Problems to solve ::
**a.** From the excerpted Federal Reserve notice on public comments, list every telephone and fax number.
**b.** Translate this sentence from the Federal Reserve notice into Spanish: "For security reasons, the Board requires that visitors make an appointment to inspect comments."
**c.** Extend the Federal Reserve notice on information collection and public comments past its final sentence.

Excerpted passage ::

******************************

All public comments are available from the Board's website at http://www.federalreserve.gov/apps/foia/proposedregs.aspx as submitted, unless modified for technical reasons. Accordingly, your comments will not be edited to remove any identifying or contact information. Public comments may also be viewed electronically or in paper form in Room 3515, 1801 K Street (between 18th and 19th Streets NW) Washington, DC 20006 between 9:00 a.m. and 5:00 p.m. on weekdays. For security reasons, the Board requires that visitors make an appointment to inspect comments. You may do so by calling (202) 452-3684. Upon arrival, visitors will be required to present valid government-issued photo identification and to submit to security screening in order to inspect and photocopy comments.
Additionally, commenters may send a copy of their comments to the OMB Desk Officer—Shagufta Ahmed—Office of Information and Regulatory Affairs, Office of Management and Budget, New Executive Office Building, Room 10235, 725 17th Street NW, Washington, DC 20503 or by fax to (202) 395-6974.
Start Further InfoFOR FURTHER INFORMATION CONTACT:
A copy of the PRA OMB submission, including the proposed reporting form and instructions, supporting statement, and other documentation will be placed into OMB's public docket files, once approved. These documents will also be made available on the Board's public website at: http://www.federalreserve.gov/apps/reportforms/review.aspx or may be requested from the agency clearance officer, whose name appears below.
Federal Reserve Board Clearance Officer—Nuha Elmaghrabi—Office of the Chief Data Officer, Board of Governors of the Federal Reserve System, Washington, DC 20551, (202) 452-3829. Telecommunications Device for the Deaf (TDD) users may contact (202) 263-4869, Board of Governors of the Federal Reserve System, Washington, DC 20551.
End Further Info End Preamble Start Supplemental InformationSUPPLEMENTARY INFORMATION:
On June 15, 1984, the Office of Management and Budget (OMB) delegated to the Board authority under the Paperwork Reduction Act (PRA) to approve and assign OMB control numbers to collection of information requests and requirements conducted or sponsored by the Board. In exercising this delegated authority, the Board is directed to take every reasonable step to solicit comment. In determining whether to approve a collection of information, the Board will consider all comments received from the public and other agencies.

******************************

A data block
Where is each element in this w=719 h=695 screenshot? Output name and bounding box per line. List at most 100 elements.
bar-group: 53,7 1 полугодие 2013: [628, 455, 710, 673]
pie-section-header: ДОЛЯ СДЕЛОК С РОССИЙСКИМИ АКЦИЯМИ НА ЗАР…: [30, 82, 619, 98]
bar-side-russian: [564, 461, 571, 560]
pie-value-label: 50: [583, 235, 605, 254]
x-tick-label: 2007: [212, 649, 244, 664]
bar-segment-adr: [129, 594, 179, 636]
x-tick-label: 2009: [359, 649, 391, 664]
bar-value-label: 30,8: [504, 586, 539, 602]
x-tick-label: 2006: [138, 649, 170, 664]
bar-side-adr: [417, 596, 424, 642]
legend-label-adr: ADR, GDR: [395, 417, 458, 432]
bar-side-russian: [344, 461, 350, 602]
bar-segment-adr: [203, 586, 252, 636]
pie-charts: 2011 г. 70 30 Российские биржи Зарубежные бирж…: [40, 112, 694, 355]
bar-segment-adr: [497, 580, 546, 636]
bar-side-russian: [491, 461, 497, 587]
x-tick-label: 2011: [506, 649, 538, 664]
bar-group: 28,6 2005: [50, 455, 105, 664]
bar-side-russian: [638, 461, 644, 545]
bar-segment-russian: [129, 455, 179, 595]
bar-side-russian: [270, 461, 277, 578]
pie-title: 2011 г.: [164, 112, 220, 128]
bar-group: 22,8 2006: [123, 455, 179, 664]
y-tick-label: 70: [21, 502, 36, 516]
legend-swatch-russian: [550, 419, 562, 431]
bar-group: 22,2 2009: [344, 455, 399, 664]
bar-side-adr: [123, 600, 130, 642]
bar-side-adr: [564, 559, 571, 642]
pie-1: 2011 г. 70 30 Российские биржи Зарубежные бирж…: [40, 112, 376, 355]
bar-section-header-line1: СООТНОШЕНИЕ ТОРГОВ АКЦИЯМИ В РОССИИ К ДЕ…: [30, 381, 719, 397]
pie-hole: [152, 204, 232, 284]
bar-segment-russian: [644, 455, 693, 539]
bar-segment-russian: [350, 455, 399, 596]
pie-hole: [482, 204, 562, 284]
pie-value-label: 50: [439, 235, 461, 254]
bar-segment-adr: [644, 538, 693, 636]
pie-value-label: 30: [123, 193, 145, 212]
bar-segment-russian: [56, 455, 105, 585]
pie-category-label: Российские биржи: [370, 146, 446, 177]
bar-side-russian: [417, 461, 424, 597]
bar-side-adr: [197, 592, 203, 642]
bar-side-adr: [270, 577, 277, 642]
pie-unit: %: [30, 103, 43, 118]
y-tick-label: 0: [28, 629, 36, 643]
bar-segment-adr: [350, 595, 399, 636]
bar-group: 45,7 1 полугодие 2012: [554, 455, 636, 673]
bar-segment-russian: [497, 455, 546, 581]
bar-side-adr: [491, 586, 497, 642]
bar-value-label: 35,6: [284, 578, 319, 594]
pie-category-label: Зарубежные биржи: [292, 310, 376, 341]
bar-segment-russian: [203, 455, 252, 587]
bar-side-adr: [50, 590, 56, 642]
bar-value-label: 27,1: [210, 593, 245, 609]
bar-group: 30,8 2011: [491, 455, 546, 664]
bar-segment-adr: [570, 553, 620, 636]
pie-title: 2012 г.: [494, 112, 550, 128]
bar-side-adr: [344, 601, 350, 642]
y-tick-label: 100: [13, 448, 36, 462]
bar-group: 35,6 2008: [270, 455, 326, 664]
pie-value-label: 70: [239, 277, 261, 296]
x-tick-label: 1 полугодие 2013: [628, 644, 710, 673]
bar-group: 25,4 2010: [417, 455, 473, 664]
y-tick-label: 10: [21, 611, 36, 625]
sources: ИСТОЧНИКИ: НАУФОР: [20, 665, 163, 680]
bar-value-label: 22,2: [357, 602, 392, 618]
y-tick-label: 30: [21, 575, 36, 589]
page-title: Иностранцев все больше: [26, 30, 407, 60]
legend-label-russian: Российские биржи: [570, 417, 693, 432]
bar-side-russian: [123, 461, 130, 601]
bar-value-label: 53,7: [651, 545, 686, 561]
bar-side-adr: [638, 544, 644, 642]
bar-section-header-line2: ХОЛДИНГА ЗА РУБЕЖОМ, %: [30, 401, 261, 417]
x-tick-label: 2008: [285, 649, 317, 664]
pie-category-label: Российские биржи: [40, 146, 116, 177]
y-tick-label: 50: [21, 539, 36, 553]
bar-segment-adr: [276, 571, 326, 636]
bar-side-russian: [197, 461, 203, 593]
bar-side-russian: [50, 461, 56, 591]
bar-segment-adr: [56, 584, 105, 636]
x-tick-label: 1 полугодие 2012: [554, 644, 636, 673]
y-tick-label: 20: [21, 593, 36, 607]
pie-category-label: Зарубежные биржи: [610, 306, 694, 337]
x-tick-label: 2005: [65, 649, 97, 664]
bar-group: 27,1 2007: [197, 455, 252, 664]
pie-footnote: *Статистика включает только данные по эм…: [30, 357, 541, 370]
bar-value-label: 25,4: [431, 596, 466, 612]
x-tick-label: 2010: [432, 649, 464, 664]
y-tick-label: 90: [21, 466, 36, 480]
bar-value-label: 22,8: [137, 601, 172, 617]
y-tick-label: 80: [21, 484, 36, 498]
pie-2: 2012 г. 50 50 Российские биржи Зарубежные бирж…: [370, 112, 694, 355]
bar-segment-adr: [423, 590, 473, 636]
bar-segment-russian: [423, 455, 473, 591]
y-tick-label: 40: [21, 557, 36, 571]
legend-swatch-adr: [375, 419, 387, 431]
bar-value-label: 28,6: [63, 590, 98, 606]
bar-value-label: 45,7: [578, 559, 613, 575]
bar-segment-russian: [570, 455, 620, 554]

******************************

Per-task answers ::
**a.**
(202) 452-3684
(202) 395-6974
(202) 452-3829
(202) 263-4869

**b.** Por motivos de seguridad, la Junta exige que los visitantes concierten una cita para examinar los comentarios.

**c.**
Request for Comment on Information Collection Proposal
The Board invites public comment on the following information collection, which is being reviewed under authority delegated by the OMB under the PRA. Comments are invited on the following:
a. Whether the proposed collection of information is necessary for the proper performance of the Board's functions; including whether the information has practical utility;
b. The accuracy of the Board's estimate of the burden of the proposed information collection, including the validity of the methodology and assumptions used;
c. Ways to enhance the quality, utility, and clarity of the information to be collected;
d. Ways to minimize the burden of information collection on respondents, including through the use of automated collection techniques or other forms of information technology; and
e. Estimates of capital or startup costs and costs of operation, maintenance, and purchase of services to provide information.
At the end of the comment period, the comments and recommendations received will be analyzed to determine the extent to which the Board should modify the proposal prior to giving final approval.
Proposal under OMB delegated authority to implement the following report:
Report title: Report of Institution-to-Aggregate Granular Data on Assets and Liabilities on an Immediate Counterparty Basis.
Agency form number: FR 2510.
OMB control number: 7100-to be assigned.
Frequency: Quarterly, beginning with the reporting period ending on March 31, 2019.
Reporters: Bank holding companies headquartered in the United States that are global systemically important bank holding companies (U.S. G-SIBs) under the Board's rules.
Estimated annual reporting hours: One-time implementation: 8,000 hours; ongoing: 18,176 hours.
Estimated average hours per response: One-time implementation: 1,000 hours; ongoing: 568 hours.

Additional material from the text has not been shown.